- EXTRACTED RECORDS:
## begin

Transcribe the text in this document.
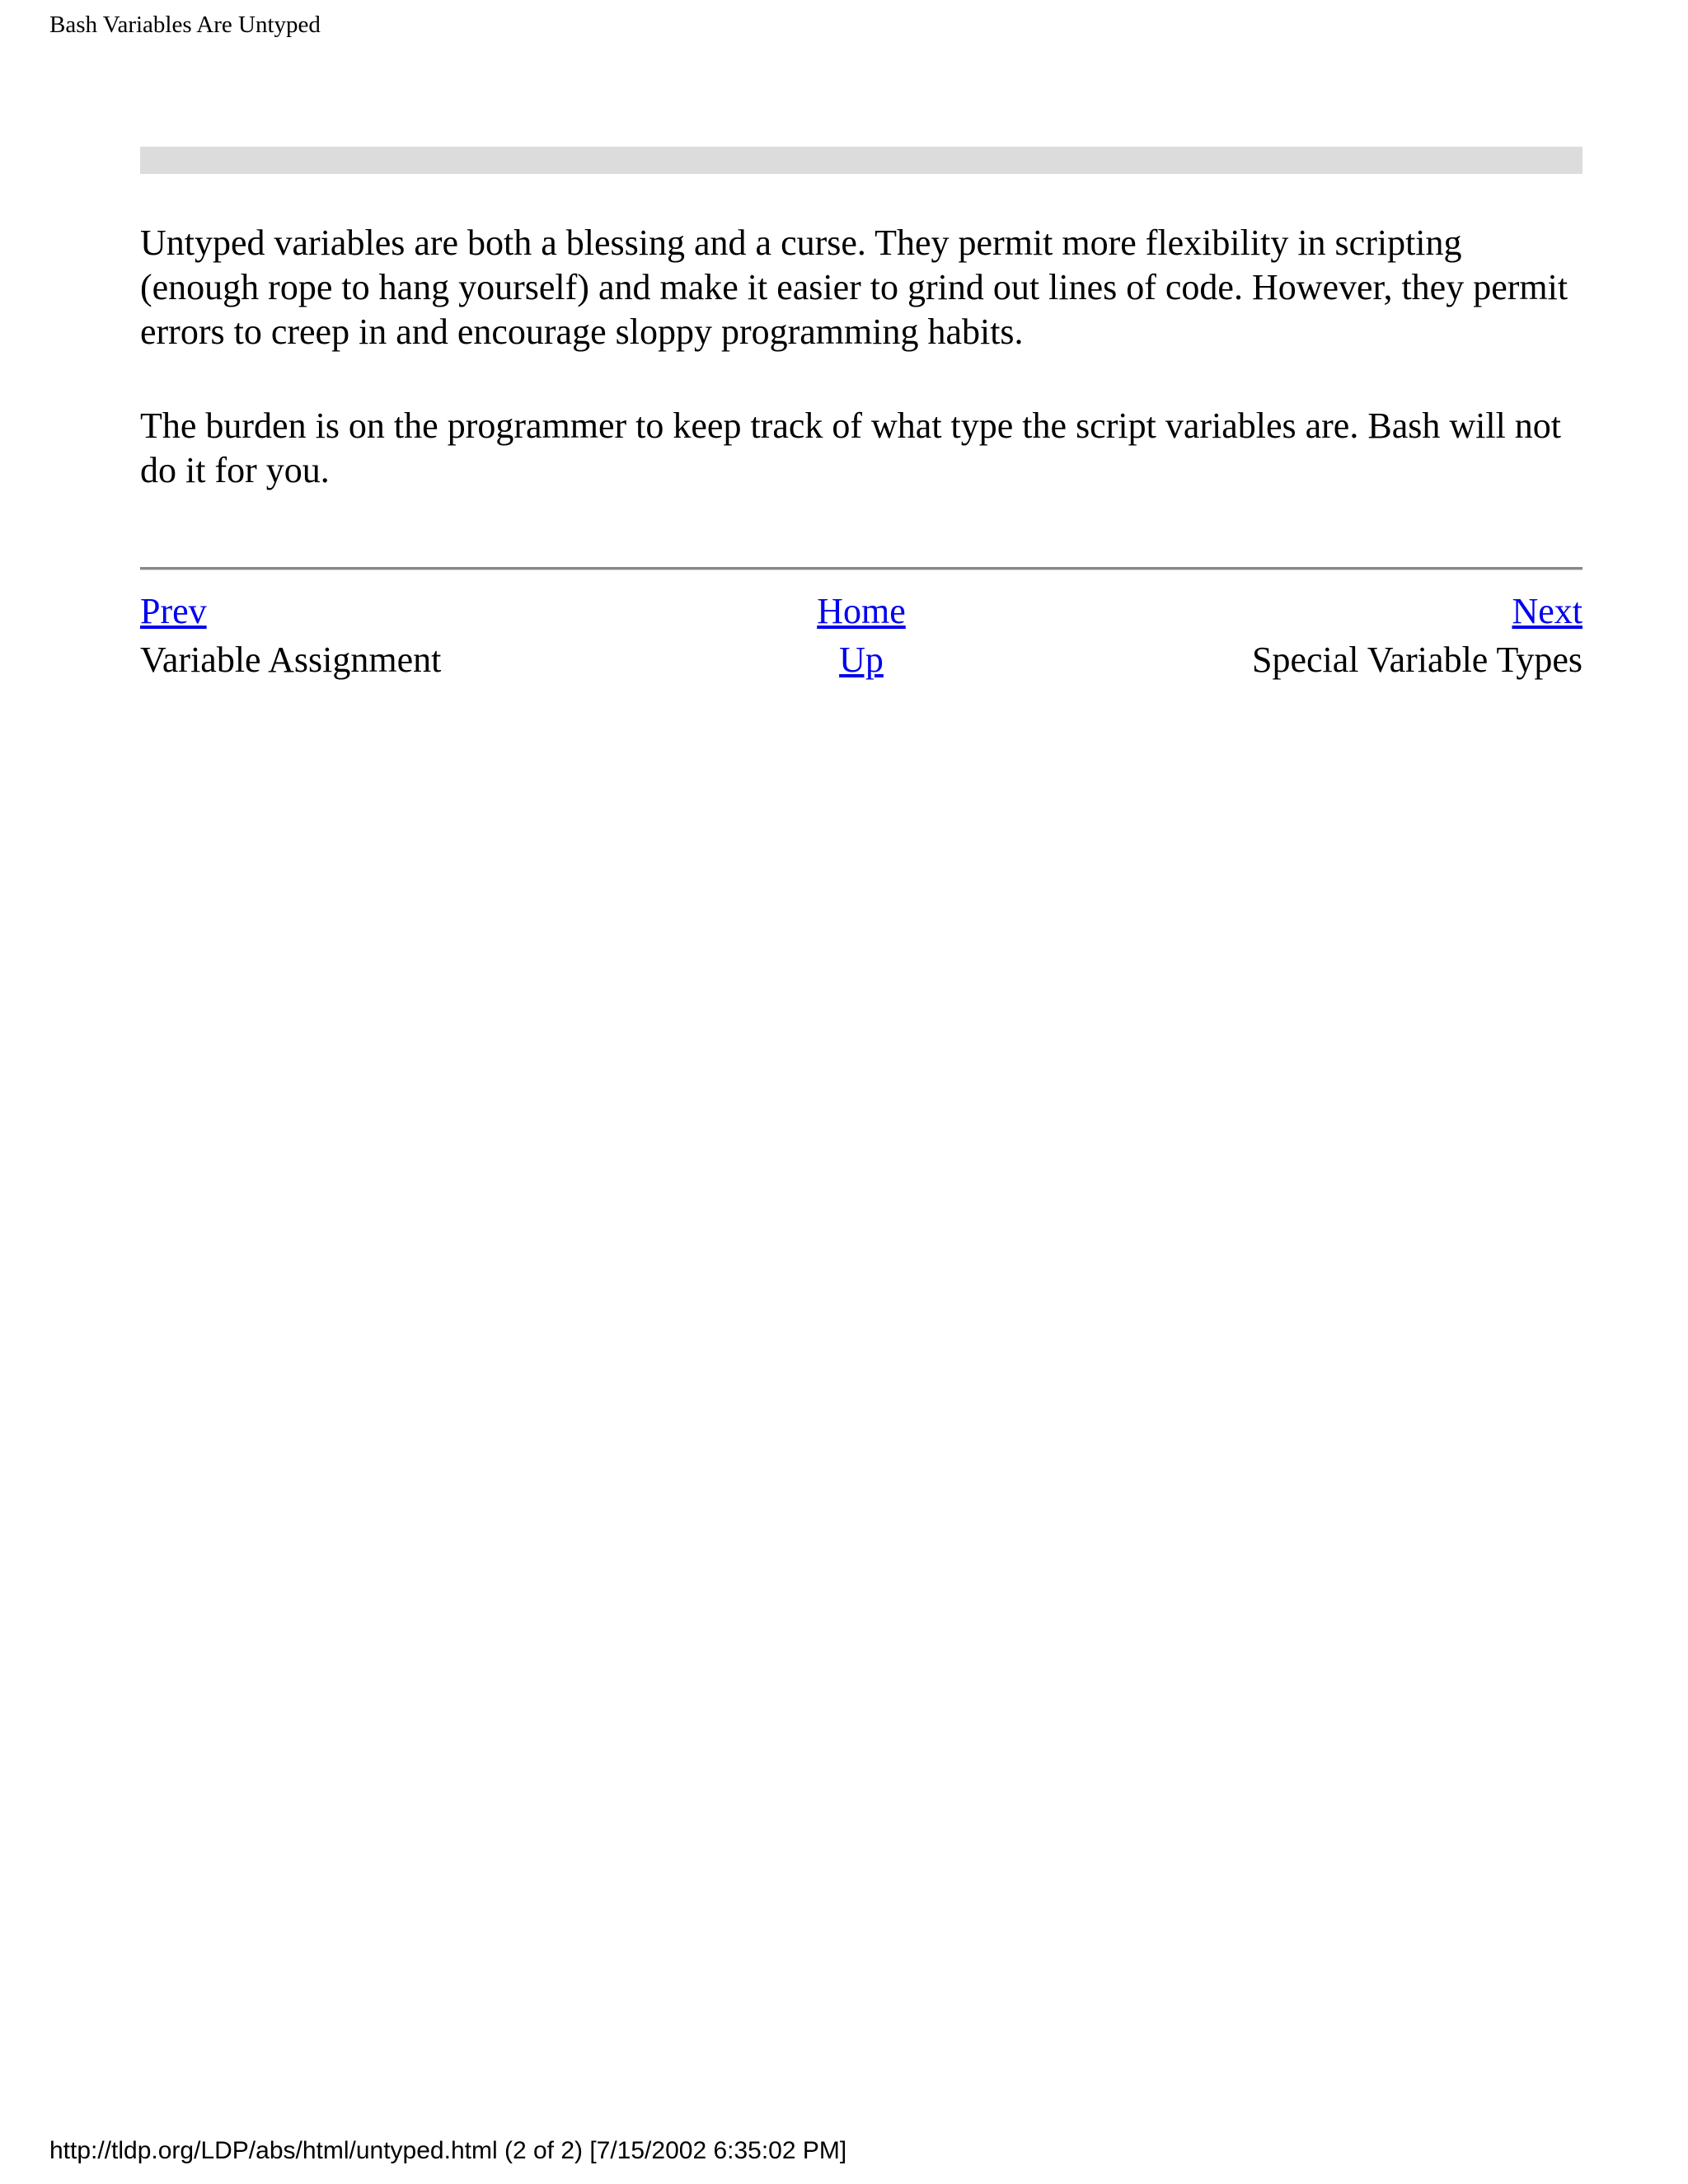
Bash Variables Are Untyped

Untyped variables are both a blessing and a curse. They permit more flexibility in scripting (enough rope to hang yourself) and make it easier to grind out lines of code. However, they permit errors to creep in and encourage sloppy programming habits.

The burden is on the programmer to keep track of what type the script variables are. Bash will not do it for you.

Prev	Home	Next
Variable Assignment	Up	Special Variable Types
http://tldp.org/LDP/abs/html/untyped.html (2 of 2) [7/15/2002 6:35:02 PM]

## end

- REQUEST: Search the records for the string "Bash" and return every line in which it occurs.

- OUTPUT OF THE TASK:
Bash Variables Are Untyped
The burden is on the programmer to keep track of what type the script variables are. Bash will not do it for you.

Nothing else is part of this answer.